REQUIRED WORK -
Provide the data again in its entirety, exactly as given.

>> Start RECORDS SUPPLIED

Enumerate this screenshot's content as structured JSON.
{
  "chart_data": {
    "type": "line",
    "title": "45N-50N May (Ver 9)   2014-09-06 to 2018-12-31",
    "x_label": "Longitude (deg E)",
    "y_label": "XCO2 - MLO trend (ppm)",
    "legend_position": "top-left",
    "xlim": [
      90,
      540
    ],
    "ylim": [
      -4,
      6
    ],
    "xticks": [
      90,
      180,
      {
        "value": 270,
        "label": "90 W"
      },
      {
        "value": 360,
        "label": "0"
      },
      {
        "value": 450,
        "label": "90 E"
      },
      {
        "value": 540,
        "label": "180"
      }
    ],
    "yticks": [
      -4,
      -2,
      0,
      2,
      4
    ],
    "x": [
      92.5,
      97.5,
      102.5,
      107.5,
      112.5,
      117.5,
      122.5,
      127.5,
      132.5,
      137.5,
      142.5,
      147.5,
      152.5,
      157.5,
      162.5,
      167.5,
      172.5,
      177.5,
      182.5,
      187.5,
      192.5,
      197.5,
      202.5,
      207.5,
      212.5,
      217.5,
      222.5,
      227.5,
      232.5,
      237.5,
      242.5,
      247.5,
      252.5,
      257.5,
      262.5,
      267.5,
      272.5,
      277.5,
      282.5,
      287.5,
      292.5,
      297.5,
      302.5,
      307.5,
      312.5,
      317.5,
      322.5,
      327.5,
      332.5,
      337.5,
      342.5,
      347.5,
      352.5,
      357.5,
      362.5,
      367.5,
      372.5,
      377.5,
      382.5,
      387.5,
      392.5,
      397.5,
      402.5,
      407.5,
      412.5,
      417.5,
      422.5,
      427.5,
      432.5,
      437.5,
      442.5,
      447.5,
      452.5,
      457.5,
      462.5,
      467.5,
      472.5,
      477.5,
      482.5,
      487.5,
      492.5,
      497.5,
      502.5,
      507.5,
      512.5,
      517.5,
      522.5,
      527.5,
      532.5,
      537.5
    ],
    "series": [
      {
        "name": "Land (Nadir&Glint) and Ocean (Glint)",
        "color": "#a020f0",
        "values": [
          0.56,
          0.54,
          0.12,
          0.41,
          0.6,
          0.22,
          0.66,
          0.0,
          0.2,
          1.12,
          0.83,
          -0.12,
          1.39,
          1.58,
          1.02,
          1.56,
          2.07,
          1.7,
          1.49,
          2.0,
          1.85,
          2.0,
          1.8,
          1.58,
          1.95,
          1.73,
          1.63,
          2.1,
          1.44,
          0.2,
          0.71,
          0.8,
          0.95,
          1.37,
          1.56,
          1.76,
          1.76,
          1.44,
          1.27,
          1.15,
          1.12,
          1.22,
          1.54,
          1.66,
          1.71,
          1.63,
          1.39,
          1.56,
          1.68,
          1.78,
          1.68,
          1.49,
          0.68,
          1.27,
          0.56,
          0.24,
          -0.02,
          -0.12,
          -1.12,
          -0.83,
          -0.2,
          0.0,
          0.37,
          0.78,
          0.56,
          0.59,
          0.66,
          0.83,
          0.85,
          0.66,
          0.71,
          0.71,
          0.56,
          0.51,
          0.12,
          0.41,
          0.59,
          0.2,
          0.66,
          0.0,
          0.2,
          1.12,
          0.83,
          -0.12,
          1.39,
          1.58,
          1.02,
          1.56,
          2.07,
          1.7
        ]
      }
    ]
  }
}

>> End RECORDS SUPPLIED

FULL OUTPUT -
Enumerate this screenshot's content as structured JSON.
{
  "chart_data": {
    "type": "line",
    "title": "45N-50N May (Ver 9)   2014-09-06 to 2018-12-31",
    "x_label": "Longitude (deg E)",
    "y_label": "XCO2 - MLO trend (ppm)",
    "legend_position": "top-left",
    "xlim": [
      90,
      540
    ],
    "ylim": [
      -4,
      6
    ],
    "xticks": [
      90,
      180,
      {
        "value": 270,
        "label": "90 W"
      },
      {
        "value": 360,
        "label": "0"
      },
      {
        "value": 450,
        "label": "90 E"
      },
      {
        "value": 540,
        "label": "180"
      }
    ],
    "yticks": [
      -4,
      -2,
      0,
      2,
      4
    ],
    "x": [
      92.5,
      97.5,
      102.5,
      107.5,
      112.5,
      117.5,
      122.5,
      127.5,
      132.5,
      137.5,
      142.5,
      147.5,
      152.5,
      157.5,
      162.5,
      167.5,
      172.5,
      177.5,
      182.5,
      187.5,
      192.5,
      197.5,
      202.5,
      207.5,
      212.5,
      217.5,
      222.5,
      227.5,
      232.5,
      237.5,
      242.5,
      247.5,
      252.5,
      257.5,
      262.5,
      267.5,
      272.5,
      277.5,
      282.5,
      287.5,
      292.5,
      297.5,
      302.5,
      307.5,
      312.5,
      317.5,
      322.5,
      327.5,
      332.5,
      337.5,
      342.5,
      347.5,
      352.5,
      357.5,
      362.5,
      367.5,
      372.5,
      377.5,
      382.5,
      387.5,
      392.5,
      397.5,
      402.5,
      407.5,
      412.5,
      417.5,
      422.5,
      427.5,
      432.5,
      437.5,
      442.5,
      447.5,
      452.5,
      457.5,
      462.5,
      467.5,
      472.5,
      477.5,
      482.5,
      487.5,
      492.5,
      497.5,
      502.5,
      507.5,
      512.5,
      517.5,
      522.5,
      527.5,
      532.5,
      537.5
    ],
    "series": [
      {
        "name": "Land (Nadir&Glint) and Ocean (Glint)",
        "color": "#a020f0",
        "values": [
          0.56,
          0.54,
          0.12,
          0.41,
          0.6,
          0.22,
          0.66,
          0.0,
          0.2,
          1.12,
          0.83,
          -0.12,
          1.39,
          1.58,
          1.02,
          1.56,
          2.07,
          1.7,
          1.49,
          2.0,
          1.85,
          2.0,
          1.8,
          1.58,
          1.95,
          1.73,
          1.63,
          2.1,
          1.44,
          0.2,
          0.71,
          0.8,
          0.95,
          1.37,
          1.56,
          1.76,
          1.76,
          1.44,
          1.27,
          1.15,
          1.12,
          1.22,
          1.54,
          1.66,
          1.71,
          1.63,
          1.39,
          1.56,
          1.68,
          1.78,
          1.68,
          1.49,
          0.68,
          1.27,
          0.56,
          0.24,
          -0.02,
          -0.12,
          -1.12,
          -0.83,
          -0.2,
          0.0,
          0.37,
          0.78,
          0.56,
          0.59,
          0.66,
          0.83,
          0.85,
          0.66,
          0.71,
          0.71,
          0.56,
          0.51,
          0.12,
          0.41,
          0.59,
          0.2,
          0.66,
          0.0,
          0.2,
          1.12,
          0.83,
          -0.12,
          1.39,
          1.58,
          1.02,
          1.56,
          2.07,
          1.7
        ]
      }
    ]
  }
}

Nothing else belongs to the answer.